_Problems_
#1 Decide whether each statement agrees with the football seeding article: (a) the committee first met at WIAA headquarters in Renton; (b) the committee decides which teams get into the playoffs; (c) committee members agreed to share the details of the seeding criteria right away. Answer yes or no for each, and quote the words from the article that decide it.
#2 Extend the football seeding article beyond its last paragraph.
═════ Document
Local football coaches on board with WIAA’s seeding committee

Gracey and Mathieson in the room as playoff system undergoes major changes

They met on Sunday.

They will meet again on another Sunday later in the season, to finalize the high school football playoff brackets.

But please don’t call it Selection Sunday.

How about Seeding Sunday instead?

Heritage High School football coach Matt Gracey, shown here in this file photo, is one of two coaches from Clark County on the WIAA’s first seeding committee for football playoffs. Photo by Mike Schultz
Heritage High School football coach Matt Gracey, shown here in this file photo, is one of two coaches from Clark County on the WIAA’s first seeding committee for football playoffs. Photo by Mike Schultz

“It is not a selection committee,” said Heritage football coach Matt Gracey. “The teams are already there. We don’t decide who’s in. We are not there to select anybody.”

Gracey and Mountain View coach Adam Mathieson are the two coaches from Clark County who are on the WIAA’s Football Seeding Committee, a first of its kind for a Washington high school sport.

The 30 or so coaches and administrators, retired coaches, media members and other friends of the game who are on the committee met for the first time Sunday at Washington Interscholastic Activities Association headquarters in Renton.

“It was a good experience,” Mathieson said. “You know some of the guys from different circles. You meet others. Talk and discuss. It’s an exciting time. Everyone’s approaching it the same way … you’re trying to honor kids. We’re talking high school athletics, high school football specifically. All the egos were checked at

the door. Great dialogue.”

The meeting was to set the criteria for seeding the tournaments for each classification. Details of that criteria will come at a later time. Gracey and Mathieson said the committee members agreed not to share specifics right now.

“One voice is better than 10,” Gracey said, noting that the WIAA will release the pertinent information, not individual members of the committee.

“We just shared ideas,” Mathieson said. “Things have to go forward through the executive board. A lot of it was suggestions, concepts, and ideas.”
══════════
═════ Supplied records
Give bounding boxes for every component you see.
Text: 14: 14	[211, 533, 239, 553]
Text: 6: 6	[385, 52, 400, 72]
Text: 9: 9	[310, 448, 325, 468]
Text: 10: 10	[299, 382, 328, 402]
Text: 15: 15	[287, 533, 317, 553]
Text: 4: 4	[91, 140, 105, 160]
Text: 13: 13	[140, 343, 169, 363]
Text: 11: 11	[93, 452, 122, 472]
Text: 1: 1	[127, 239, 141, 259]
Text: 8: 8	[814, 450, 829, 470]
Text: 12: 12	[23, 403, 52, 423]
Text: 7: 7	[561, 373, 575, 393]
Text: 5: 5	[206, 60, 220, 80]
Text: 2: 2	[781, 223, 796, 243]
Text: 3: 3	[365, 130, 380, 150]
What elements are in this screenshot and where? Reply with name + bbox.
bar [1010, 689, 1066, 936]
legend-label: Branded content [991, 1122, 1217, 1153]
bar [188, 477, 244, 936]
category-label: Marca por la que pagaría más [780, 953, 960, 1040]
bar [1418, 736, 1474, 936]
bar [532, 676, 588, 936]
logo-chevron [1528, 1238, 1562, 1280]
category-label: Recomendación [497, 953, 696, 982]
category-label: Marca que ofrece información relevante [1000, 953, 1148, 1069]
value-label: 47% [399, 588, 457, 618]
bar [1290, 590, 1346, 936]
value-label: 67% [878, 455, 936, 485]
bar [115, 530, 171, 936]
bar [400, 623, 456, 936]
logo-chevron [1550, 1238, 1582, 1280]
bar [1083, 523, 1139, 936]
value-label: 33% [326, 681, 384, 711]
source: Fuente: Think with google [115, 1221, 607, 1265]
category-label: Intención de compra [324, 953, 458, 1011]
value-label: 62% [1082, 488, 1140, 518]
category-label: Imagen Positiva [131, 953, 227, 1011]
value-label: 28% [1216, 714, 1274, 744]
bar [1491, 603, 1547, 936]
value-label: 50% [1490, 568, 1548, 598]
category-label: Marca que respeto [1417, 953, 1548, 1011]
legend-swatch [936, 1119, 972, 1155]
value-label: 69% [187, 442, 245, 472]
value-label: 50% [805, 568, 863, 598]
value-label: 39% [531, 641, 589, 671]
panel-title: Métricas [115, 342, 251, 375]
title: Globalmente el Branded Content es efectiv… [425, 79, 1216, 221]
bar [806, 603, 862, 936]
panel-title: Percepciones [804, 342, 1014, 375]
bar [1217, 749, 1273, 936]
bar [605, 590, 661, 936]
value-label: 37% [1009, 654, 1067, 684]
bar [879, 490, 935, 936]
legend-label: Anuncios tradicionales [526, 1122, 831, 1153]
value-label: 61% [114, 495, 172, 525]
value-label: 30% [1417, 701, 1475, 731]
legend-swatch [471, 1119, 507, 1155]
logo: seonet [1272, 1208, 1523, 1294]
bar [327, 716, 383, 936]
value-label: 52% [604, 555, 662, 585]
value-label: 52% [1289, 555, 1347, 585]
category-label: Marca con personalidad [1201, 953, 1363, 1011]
══════════
_Answers provided_
#1
(a) Yes: "met for the first time Sunday at Washington Interscholastic Activities Association headquarters in Renton."
(b) No: "We don’t decide who’s in."
(c) No: "the committee members agreed not to share specifics right now."

#2
Mountain View head football coach Adam Mathieson is one of two coaches from Clark County on the WIAA’s first seeding committee for football playoffs. Photo by Mike Schultz
Mountain View head football coach Adam Mathieson is one of two coaches from Clark County on the WIAA’s first seeding committee for football playoffs. Photo by Mike Schultz

What we do know is that the seeding committee is scheduled to meet again on Nov. 4, the Sunday after the Week 10 games are played. Throughout Washington, many of the Week 10 games are either district or state preliminary round playoff games.

 

The 16 teams in each state playoff bracket (eight for Class 1B) will qualify for state through those district and preliminary round games. No computers, no humans will select the teams to go to state. Every team qualifies on the field.

Once the teams qualify for state, the selection committees for each classification will meet to seed the tournament. In theory, this would do away with top teams playing each other in the early rounds.

The WIAA has used an RPI system to seed its basketball tournaments the past two seasons. Football coaches and administrators balked at using RPI in football because there are only 10 games per season prior to state.

While no details of how the seeding process will go, it is assumed that committee members will combine computer rankings and analysis along with the human input – the eyeball test, if you will.

“It’s a great step forward,” Gracey said.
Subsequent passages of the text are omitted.